**Task to carry out**
Look through the records that follow. Copy every line containing the word "unius".

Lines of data

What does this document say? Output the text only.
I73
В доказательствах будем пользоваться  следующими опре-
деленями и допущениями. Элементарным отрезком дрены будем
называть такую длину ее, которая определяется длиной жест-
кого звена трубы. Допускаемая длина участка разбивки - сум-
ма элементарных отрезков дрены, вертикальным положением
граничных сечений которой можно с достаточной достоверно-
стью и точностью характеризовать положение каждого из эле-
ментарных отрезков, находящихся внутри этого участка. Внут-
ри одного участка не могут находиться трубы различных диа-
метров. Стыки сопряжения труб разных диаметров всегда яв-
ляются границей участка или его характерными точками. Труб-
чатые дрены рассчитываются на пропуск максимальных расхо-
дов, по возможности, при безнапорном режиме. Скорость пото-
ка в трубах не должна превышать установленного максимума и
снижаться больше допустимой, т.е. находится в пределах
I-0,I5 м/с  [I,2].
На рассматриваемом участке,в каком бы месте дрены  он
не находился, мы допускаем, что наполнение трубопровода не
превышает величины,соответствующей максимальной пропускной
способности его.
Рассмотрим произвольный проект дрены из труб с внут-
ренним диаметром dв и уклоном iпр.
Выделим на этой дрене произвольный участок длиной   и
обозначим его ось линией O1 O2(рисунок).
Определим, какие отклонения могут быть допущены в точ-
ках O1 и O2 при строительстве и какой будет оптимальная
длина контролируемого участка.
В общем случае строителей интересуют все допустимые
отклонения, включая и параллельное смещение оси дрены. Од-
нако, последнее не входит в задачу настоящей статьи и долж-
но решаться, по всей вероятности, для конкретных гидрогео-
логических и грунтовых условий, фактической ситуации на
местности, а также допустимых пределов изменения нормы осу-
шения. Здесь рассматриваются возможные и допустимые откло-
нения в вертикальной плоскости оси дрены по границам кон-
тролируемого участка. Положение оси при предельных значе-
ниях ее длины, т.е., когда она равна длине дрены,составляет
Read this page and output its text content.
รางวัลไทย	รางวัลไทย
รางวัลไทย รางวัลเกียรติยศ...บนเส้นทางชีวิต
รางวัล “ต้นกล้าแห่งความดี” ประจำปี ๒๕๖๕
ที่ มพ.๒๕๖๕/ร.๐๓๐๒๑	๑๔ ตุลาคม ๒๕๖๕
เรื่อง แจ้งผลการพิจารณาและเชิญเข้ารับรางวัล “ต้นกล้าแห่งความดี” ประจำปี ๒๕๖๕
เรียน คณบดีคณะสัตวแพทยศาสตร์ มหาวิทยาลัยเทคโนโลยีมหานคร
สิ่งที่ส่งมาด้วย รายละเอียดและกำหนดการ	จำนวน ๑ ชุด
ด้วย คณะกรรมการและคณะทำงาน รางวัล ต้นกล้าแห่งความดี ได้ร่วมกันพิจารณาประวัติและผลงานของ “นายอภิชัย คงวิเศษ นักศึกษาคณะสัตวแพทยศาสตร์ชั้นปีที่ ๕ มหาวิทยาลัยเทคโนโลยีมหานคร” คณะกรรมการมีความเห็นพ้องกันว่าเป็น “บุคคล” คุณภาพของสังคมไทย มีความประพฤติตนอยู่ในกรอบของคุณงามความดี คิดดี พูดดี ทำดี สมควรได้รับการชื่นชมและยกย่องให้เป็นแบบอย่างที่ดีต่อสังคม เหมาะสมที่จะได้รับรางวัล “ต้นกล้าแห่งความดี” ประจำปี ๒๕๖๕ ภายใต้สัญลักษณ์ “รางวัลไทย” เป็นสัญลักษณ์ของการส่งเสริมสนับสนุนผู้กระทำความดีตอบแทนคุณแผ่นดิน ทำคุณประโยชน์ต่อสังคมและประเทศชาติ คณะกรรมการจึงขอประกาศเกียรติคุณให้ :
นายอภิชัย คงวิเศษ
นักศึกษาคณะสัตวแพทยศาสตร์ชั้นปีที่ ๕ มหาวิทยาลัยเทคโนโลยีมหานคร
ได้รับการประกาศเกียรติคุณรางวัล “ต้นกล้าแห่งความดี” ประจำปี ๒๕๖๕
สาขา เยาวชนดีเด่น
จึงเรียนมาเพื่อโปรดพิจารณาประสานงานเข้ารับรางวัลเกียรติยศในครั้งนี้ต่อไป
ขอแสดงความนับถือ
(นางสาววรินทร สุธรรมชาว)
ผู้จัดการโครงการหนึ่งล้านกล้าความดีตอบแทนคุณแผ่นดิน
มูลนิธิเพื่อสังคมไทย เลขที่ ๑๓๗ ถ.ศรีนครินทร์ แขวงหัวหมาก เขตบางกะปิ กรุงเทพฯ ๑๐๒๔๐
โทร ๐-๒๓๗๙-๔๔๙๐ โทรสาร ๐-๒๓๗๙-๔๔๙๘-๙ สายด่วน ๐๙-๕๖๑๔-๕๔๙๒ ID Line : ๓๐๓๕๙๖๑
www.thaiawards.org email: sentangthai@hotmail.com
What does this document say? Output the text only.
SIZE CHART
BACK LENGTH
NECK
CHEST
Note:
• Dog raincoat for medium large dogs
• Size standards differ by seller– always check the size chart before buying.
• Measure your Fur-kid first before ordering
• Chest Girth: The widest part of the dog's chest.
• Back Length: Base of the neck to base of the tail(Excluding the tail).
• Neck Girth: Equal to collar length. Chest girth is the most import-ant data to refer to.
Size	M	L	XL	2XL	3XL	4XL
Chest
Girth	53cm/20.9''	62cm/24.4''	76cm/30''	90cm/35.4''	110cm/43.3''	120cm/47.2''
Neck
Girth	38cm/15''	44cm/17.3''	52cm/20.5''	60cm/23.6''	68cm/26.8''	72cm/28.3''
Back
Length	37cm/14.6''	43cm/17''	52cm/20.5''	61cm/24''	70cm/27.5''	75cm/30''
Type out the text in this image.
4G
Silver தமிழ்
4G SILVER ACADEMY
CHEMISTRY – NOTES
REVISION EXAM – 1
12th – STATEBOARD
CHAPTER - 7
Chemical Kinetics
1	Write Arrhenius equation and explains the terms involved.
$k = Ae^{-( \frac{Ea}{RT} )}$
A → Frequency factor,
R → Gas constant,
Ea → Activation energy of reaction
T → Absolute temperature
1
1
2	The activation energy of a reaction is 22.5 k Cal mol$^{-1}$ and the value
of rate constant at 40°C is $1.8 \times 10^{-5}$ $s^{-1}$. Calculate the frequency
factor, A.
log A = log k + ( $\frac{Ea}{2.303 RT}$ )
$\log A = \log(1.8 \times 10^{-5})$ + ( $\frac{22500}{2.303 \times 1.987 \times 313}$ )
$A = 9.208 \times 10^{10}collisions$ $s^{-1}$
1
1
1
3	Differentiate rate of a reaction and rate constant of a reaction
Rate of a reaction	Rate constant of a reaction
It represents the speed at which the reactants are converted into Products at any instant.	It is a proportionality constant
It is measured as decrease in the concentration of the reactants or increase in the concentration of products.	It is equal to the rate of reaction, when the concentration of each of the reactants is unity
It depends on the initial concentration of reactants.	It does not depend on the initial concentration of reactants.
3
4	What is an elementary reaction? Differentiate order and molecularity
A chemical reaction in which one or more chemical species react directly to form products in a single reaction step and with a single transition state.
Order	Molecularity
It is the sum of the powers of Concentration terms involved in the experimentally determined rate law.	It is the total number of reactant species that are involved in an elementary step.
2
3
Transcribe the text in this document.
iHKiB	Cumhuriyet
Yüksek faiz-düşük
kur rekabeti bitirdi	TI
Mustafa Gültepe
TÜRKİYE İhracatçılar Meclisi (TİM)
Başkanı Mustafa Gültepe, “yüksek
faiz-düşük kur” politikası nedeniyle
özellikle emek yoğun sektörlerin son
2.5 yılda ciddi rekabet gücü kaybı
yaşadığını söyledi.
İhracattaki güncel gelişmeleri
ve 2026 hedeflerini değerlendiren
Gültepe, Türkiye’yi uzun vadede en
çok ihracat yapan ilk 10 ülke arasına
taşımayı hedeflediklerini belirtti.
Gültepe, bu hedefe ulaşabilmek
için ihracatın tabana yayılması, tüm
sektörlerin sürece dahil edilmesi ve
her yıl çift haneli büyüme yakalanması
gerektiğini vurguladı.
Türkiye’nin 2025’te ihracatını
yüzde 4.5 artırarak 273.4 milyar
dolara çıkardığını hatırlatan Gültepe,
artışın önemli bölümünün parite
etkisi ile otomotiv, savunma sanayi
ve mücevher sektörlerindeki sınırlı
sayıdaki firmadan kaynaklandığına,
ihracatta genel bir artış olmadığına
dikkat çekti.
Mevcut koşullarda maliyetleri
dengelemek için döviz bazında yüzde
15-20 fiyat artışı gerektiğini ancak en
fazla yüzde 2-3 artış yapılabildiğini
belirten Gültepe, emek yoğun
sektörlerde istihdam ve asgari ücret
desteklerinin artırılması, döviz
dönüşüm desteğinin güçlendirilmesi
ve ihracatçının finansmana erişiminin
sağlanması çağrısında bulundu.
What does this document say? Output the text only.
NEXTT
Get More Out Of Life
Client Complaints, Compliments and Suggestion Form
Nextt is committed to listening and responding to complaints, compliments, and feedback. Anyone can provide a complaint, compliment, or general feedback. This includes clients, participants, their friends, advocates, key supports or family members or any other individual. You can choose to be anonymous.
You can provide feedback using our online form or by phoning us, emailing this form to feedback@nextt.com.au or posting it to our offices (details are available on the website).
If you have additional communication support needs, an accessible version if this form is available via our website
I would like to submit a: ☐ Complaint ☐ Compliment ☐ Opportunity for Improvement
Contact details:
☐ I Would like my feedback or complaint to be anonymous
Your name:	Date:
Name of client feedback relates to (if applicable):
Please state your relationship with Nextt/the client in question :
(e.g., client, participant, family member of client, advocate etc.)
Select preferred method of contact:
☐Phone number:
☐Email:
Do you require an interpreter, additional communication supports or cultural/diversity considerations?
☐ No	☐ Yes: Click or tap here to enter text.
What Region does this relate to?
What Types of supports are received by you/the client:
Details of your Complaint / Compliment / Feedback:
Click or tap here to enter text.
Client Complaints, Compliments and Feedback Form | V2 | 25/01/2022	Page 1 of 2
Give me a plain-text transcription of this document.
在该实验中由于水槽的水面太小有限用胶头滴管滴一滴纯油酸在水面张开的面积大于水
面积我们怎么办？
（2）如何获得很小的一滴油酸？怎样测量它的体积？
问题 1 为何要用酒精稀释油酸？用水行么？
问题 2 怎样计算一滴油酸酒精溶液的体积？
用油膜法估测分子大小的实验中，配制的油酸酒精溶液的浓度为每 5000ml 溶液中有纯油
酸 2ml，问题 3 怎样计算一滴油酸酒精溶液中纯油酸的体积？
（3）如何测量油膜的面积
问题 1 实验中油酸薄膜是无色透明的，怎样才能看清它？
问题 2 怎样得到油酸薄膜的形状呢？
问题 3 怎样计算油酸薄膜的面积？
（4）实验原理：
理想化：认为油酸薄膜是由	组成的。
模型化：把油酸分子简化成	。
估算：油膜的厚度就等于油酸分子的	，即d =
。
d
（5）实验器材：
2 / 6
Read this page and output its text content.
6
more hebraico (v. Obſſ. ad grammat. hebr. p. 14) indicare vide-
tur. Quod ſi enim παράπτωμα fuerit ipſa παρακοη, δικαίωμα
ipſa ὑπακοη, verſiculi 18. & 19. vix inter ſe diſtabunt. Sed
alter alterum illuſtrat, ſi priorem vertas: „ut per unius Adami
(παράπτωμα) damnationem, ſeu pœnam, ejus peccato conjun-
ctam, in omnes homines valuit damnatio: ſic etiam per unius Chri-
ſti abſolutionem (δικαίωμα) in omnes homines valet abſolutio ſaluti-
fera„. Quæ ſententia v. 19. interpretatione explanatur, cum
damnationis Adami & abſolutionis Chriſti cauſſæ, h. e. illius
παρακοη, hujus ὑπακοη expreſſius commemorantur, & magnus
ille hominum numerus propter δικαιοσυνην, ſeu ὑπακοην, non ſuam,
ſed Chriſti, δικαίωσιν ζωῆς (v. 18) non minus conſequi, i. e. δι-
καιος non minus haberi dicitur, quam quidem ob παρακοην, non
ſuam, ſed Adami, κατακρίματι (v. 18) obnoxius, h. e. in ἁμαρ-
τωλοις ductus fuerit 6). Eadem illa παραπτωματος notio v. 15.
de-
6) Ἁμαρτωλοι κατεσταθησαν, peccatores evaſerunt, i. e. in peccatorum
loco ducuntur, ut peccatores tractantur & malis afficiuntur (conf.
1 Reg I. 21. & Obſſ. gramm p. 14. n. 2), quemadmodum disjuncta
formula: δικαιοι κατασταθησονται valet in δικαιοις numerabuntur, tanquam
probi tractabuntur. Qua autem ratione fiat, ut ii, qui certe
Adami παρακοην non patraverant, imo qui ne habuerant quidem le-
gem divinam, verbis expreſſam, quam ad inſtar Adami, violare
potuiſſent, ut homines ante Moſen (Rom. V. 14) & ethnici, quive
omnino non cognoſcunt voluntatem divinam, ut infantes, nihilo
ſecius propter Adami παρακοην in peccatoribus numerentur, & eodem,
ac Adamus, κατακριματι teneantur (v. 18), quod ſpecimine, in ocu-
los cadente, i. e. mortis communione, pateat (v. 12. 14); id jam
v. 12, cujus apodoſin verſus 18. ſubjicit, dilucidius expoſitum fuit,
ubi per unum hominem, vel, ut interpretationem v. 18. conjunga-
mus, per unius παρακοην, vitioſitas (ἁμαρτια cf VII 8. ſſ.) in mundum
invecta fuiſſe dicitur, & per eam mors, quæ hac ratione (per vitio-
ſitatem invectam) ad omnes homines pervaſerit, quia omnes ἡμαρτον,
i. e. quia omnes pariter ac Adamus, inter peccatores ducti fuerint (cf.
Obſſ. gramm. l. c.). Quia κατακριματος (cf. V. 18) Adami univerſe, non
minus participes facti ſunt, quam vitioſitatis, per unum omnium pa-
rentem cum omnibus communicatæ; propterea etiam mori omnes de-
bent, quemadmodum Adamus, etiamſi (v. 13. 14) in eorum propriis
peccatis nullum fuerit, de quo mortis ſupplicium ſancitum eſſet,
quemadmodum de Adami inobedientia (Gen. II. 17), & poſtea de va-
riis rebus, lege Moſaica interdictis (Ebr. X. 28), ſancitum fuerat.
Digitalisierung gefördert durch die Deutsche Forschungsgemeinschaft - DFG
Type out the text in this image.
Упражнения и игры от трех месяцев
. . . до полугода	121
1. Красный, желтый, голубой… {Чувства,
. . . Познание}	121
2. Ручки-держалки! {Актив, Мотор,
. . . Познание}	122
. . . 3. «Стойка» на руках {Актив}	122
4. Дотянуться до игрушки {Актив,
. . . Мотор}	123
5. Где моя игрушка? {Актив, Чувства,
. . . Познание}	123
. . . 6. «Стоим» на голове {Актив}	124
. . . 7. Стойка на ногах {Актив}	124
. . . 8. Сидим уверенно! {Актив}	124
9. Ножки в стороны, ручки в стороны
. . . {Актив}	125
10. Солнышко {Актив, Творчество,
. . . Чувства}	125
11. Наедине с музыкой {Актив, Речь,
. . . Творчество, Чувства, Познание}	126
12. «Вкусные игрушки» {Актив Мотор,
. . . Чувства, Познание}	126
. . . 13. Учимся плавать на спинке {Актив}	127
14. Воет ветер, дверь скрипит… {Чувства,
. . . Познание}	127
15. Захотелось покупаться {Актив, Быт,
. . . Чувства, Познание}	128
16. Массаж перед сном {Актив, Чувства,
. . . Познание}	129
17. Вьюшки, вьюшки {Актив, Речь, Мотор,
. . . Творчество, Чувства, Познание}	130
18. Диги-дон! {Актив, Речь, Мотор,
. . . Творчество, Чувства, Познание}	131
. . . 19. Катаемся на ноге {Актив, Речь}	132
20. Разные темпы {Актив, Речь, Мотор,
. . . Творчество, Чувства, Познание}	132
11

**Worked answer**
alter alterum illuſtrat, ſi priorem vertas: „ut per unius Adami
ctam, in omnes homines valuit damnatio: ſic etiam per unius Chri-
mus, per unius παρακοην, vitioſitas (ἁμαρτια cf VII 8. ſſ.) in mundum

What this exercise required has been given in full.